- [Given exercise] How many lines hold the string "this"? Reply with the number alone.

- [Input data]
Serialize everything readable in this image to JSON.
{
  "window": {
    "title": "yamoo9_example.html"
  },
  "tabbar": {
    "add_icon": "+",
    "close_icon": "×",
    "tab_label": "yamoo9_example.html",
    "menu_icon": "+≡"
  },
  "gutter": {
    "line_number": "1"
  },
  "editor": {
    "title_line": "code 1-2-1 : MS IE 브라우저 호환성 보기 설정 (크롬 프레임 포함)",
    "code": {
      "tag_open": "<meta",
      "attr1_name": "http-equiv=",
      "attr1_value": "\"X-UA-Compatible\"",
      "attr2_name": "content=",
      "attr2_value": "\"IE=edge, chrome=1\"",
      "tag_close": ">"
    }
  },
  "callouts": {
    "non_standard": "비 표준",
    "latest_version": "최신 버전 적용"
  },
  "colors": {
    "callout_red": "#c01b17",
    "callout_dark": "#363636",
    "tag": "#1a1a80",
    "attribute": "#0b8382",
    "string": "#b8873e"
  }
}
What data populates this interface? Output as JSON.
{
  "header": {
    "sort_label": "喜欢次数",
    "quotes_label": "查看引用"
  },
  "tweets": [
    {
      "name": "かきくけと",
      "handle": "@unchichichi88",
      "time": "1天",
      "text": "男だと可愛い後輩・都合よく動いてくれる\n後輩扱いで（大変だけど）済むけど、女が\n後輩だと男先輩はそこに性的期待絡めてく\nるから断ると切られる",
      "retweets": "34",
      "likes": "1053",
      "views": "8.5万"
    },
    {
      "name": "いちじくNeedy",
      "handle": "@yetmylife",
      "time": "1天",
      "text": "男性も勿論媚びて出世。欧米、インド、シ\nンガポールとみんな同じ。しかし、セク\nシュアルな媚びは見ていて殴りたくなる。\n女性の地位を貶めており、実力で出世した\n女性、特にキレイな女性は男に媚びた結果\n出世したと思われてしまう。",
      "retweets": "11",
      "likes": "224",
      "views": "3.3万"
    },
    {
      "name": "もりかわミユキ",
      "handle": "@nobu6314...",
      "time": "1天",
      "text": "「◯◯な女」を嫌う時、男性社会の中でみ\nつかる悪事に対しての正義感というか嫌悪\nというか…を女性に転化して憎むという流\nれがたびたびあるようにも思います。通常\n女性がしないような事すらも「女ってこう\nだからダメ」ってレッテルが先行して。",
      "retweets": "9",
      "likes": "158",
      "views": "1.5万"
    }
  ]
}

- [Final answer] 2